WORK TO DO
Copy each line of the entries beneath that contains the word "FROGS".

EXTRACTED INFORMATION
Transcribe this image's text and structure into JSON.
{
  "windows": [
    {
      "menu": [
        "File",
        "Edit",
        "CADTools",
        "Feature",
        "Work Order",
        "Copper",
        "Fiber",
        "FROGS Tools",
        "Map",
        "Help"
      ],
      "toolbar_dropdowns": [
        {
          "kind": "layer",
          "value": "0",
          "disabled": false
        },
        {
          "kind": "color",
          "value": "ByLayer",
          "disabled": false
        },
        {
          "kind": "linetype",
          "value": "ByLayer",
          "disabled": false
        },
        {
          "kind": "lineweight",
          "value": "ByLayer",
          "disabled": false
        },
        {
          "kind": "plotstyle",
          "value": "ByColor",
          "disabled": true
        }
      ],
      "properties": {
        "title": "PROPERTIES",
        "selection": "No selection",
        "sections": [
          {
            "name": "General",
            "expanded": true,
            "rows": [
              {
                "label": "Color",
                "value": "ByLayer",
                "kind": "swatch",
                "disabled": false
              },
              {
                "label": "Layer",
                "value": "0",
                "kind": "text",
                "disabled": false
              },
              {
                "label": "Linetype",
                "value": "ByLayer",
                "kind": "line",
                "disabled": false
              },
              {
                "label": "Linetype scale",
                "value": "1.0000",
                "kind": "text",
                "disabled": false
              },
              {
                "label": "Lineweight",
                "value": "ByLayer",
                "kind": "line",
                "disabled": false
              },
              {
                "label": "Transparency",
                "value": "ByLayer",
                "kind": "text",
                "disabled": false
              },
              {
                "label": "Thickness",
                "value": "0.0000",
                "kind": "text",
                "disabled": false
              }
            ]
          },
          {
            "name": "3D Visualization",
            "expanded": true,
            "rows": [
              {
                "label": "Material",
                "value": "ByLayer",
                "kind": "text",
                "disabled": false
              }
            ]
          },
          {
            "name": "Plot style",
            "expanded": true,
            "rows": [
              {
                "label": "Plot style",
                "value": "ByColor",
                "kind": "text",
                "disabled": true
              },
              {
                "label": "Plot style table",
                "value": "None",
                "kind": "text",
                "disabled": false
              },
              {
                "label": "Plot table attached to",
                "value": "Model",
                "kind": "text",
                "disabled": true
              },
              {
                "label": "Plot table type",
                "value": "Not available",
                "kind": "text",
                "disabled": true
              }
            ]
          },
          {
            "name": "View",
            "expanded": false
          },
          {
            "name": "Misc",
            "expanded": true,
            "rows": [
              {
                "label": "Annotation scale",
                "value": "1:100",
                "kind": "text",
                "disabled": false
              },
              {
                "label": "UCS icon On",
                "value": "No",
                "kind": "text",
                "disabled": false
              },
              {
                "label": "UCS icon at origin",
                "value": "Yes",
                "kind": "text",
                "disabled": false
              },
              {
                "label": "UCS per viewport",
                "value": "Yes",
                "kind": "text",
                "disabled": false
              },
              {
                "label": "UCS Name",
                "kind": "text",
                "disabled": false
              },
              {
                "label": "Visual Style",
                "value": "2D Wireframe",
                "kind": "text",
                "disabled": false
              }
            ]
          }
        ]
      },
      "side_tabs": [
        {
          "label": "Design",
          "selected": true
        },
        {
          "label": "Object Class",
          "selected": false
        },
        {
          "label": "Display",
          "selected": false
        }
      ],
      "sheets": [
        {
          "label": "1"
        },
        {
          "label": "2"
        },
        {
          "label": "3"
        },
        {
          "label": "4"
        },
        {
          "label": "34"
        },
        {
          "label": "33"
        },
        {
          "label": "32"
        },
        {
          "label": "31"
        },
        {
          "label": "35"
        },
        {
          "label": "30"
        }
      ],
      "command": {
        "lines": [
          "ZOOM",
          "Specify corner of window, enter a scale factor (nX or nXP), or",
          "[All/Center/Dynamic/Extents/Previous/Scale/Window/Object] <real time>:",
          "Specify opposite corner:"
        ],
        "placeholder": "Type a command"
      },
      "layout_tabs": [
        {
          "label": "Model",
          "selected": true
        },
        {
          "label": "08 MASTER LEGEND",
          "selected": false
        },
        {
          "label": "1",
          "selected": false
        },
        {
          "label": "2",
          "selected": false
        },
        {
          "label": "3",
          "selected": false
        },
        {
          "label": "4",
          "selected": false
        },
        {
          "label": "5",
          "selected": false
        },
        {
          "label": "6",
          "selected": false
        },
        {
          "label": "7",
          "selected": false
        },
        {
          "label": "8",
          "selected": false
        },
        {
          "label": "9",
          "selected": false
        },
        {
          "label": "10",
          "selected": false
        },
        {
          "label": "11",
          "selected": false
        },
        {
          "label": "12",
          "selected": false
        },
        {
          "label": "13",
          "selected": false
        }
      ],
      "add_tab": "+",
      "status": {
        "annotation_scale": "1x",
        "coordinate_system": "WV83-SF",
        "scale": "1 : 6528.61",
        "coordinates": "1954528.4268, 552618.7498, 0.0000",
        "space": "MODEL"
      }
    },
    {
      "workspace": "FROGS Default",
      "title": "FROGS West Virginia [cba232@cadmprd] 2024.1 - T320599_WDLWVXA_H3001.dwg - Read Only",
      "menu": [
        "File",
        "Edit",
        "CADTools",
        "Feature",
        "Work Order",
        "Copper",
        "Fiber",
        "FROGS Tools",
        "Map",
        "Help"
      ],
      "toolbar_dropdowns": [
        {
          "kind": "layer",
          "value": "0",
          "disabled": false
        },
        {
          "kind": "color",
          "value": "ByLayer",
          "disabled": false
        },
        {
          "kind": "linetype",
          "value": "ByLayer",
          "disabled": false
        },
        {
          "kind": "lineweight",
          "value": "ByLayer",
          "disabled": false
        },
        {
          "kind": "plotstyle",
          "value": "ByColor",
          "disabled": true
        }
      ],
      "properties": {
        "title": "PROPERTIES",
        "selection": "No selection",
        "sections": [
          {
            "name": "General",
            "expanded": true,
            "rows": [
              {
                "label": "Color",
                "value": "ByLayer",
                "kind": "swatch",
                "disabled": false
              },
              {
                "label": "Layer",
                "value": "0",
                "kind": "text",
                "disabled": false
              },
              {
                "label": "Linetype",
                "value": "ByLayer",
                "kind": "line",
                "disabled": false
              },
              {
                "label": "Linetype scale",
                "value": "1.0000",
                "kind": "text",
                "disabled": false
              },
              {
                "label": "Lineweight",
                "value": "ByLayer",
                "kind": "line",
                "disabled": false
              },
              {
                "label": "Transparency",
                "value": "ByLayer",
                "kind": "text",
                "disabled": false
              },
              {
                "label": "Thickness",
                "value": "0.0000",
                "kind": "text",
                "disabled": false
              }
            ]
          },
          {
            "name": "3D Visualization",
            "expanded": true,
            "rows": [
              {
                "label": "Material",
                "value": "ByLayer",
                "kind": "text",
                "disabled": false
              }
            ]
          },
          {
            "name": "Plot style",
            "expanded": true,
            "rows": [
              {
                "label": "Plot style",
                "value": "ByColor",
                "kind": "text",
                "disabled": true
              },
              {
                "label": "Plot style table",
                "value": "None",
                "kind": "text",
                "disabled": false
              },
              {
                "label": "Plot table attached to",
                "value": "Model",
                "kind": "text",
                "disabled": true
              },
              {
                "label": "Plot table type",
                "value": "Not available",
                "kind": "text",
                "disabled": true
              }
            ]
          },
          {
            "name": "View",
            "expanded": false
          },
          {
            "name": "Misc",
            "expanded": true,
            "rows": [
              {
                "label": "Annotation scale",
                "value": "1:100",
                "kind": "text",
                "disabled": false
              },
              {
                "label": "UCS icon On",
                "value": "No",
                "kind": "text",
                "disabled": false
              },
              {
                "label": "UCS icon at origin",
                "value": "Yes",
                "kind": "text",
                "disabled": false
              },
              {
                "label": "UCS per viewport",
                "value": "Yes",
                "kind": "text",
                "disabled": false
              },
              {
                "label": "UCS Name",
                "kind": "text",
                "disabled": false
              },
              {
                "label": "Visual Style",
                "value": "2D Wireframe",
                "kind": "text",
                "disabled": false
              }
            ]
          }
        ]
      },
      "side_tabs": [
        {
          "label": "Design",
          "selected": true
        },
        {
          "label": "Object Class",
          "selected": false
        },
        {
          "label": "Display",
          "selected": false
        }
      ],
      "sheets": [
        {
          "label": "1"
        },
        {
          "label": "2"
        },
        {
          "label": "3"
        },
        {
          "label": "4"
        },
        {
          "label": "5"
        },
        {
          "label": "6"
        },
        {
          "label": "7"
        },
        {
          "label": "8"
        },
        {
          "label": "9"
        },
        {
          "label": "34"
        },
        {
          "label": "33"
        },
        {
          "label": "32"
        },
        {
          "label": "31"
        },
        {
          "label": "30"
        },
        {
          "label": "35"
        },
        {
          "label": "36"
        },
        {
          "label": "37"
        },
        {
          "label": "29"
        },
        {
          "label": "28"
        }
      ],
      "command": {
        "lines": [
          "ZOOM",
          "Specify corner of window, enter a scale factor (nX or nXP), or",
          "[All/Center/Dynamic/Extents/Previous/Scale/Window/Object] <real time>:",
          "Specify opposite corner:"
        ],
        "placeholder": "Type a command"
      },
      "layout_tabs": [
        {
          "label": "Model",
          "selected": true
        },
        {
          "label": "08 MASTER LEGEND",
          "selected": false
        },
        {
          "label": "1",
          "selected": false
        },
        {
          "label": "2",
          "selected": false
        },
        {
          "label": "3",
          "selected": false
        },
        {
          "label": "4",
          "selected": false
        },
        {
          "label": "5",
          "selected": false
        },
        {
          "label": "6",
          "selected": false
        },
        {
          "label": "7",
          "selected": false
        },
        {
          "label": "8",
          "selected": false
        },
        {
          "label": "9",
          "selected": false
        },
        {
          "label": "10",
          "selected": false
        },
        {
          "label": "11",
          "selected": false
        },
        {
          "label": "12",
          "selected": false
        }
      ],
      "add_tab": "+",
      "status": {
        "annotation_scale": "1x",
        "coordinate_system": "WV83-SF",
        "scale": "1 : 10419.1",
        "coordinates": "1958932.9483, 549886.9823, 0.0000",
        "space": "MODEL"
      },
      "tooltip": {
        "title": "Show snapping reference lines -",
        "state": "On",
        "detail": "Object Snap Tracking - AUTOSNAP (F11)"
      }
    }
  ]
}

EXERCISE RESPONSE
        "FROGS Tools",
      "workspace": "FROGS Default",
      "title": "FROGS West Virginia [cba232@cadmprd] 2024.1 - T320599_WDLWVXA_H3001.dwg - Read Only",
        "FROGS Tools",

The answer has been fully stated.